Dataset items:
= = = =

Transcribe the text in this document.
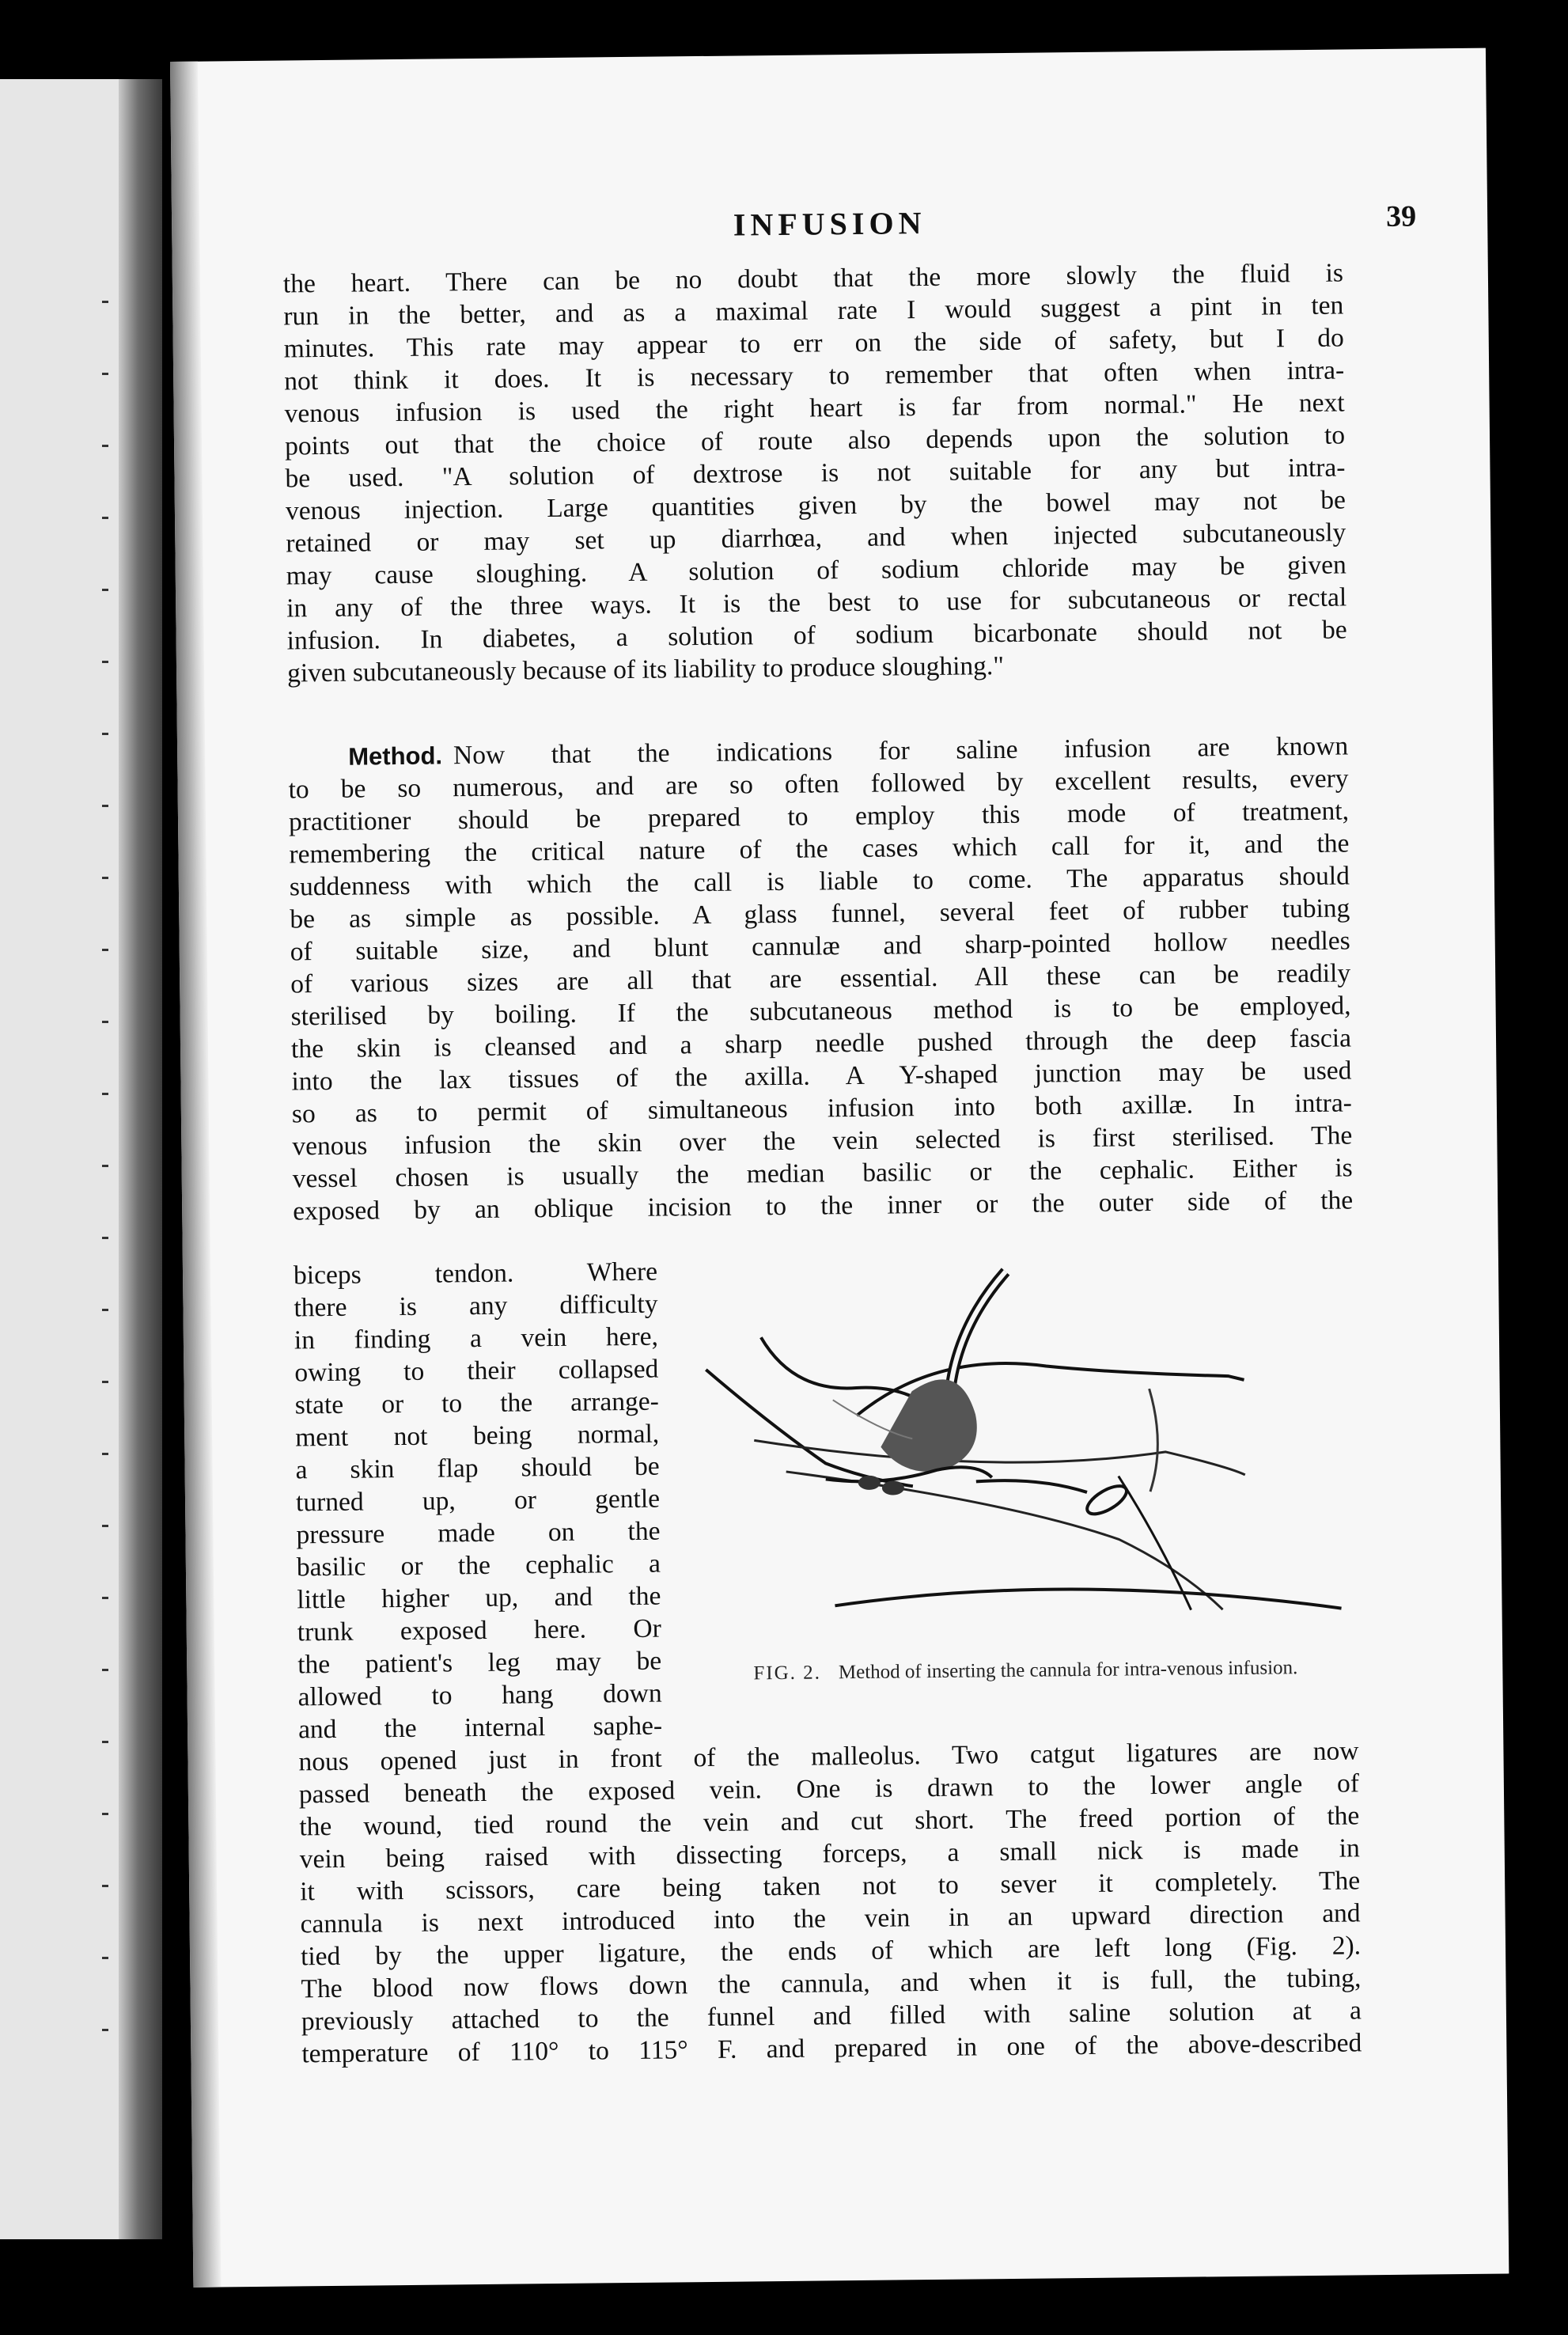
INFUSION	39
the heart. There can be no doubt that the more slowly the fluid is
run in the better, and as a maximal rate I would suggest a pint in ten
minutes. This rate may appear to err on the side of safety, but I do
not think it does. It is necessary to remember that often when intra-
venous infusion is used the right heart is far from normal." He next
points out that the choice of route also depends upon the solution to
be used. "A solution of dextrose is not suitable for any but intra-
venous injection. Large quantities given by the bowel may not be
retained or may set up diarrhœa, and when injected subcutaneously
may cause sloughing. A solution of sodium chloride may be given
in any of the three ways. It is the best to use for subcutaneous or rectal
infusion. In diabetes, a solution of sodium bicarbonate should not be
given subcutaneously because of its liability to produce sloughing."
Method. Now that the indications for saline infusion are known
to be so numerous, and are so often followed by excellent results, every
practitioner should be prepared to employ this mode of treatment,
remembering the critical nature of the cases which call for it, and the
suddenness with which the call is liable to come. The apparatus should
be as simple as possible. A glass funnel, several feet of rubber tubing
of suitable size, and blunt cannulæ and sharp-pointed hollow needles
of various sizes are all that are essential. All these can be readily
sterilised by boiling. If the subcutaneous method is to be employed,
the skin is cleansed and a sharp needle pushed through the deep fascia
into the lax tissues of the axilla. A Y-shaped junction may be used
so as to permit of simultaneous infusion into both axillæ. In intra-
venous infusion the skin over the vein selected is first sterilised. The
vessel chosen is usually the median basilic or the cephalic. Either is
exposed by an oblique incision to the inner or the outer side of the
biceps tendon. Where
there is any difficulty
in finding a vein here,
owing to their collapsed
state or to the arrange-
ment not being normal,
a skin flap should be
turned up, or gentle
pressure made on the
basilic or the cephalic a
little higher up, and the
trunk exposed here. Or
the patient's leg may be
allowed to hang down
and the internal saphe-
FIG. 2. Method of inserting the cannula for intra-venous infusion.
nous opened just in front of the malleolus. Two catgut ligatures are now
passed beneath the exposed vein. One is drawn to the lower angle of
the wound, tied round the vein and cut short. The freed portion of the
vein being raised with dissecting forceps, a small nick is made in
it with scissors, care being taken not to sever it completely. The
cannula is next introduced into the vein in an upward direction and
tied by the upper ligature, the ends of which are left long (Fig. 2).
The blood now flows down the cannula, and when it is full, the tubing,
previously attached to the funnel and filled with saline solution at a
temperature of 110° to 115° F. and prepared in one of the above-described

= = = =

■ **GIVEN PROBLEM**:
Copy all the entries word for word. Omit any pictures.

■ **ANSWER TO THE EXERCISE**:
Transcribe the text in this document.
INFUSION	39
the heart. There can be no doubt that the more slowly the fluid is
run in the better, and as a maximal rate I would suggest a pint in ten
minutes. This rate may appear to err on the side of safety, but I do
not think it does. It is necessary to remember that often when intra-
venous infusion is used the right heart is far from normal." He next
points out that the choice of route also depends upon the solution to
be used. "A solution of dextrose is not suitable for any but intra-
venous injection. Large quantities given by the bowel may not be
retained or may set up diarrhœa, and when injected subcutaneously
may cause sloughing. A solution of sodium chloride may be given
in any of the three ways. It is the best to use for subcutaneous or rectal
infusion. In diabetes, a solution of sodium bicarbonate should not be
given subcutaneously because of its liability to produce sloughing."
Method. Now that the indications for saline infusion are known
to be so numerous, and are so often followed by excellent results, every
practitioner should be prepared to employ this mode of treatment,
remembering the critical nature of the cases which call for it, and the
suddenness with which the call is liable to come. The apparatus should
be as simple as possible. A glass funnel, several feet of rubber tubing
of suitable size, and blunt cannulæ and sharp-pointed hollow needles
of various sizes are all that are essential. All these can be readily
sterilised by boiling. If the subcutaneous method is to be employed,
the skin is cleansed and a sharp needle pushed through the deep fascia
into the lax tissues of the axilla. A Y-shaped junction may be used
so as to permit of simultaneous infusion into both axillæ. In intra-
venous infusion the skin over the vein selected is first sterilised. The
vessel chosen is usually the median basilic or the cephalic. Either is
exposed by an oblique incision to the inner or the outer side of the
biceps tendon. Where
there is any difficulty
in finding a vein here,
owing to their collapsed
state or to the arrange-
ment not being normal,
a skin flap should be
turned up, or gentle
pressure made on the
basilic or the cephalic a
little higher up, and the
trunk exposed here. Or
the patient's leg may be
allowed to hang down
and the internal saphe-
FIG. 2. Method of inserting the cannula for intra-venous infusion.
nous opened just in front of the malleolus. Two catgut ligatures are now
passed beneath the exposed vein. One is drawn to the lower angle of
the wound, tied round the vein and cut short. The freed portion of the
vein being raised with dissecting forceps, a small nick is made in
it with scissors, care being taken not to sever it completely. The
cannula is next introduced into the vein in an upward direction and
tied by the upper ligature, the ends of which are left long (Fig. 2).
The blood now flows down the cannula, and when it is full, the tubing,
previously attached to the funnel and filled with saline solution at a
temperature of 110° to 115° F. and prepared in one of the above-described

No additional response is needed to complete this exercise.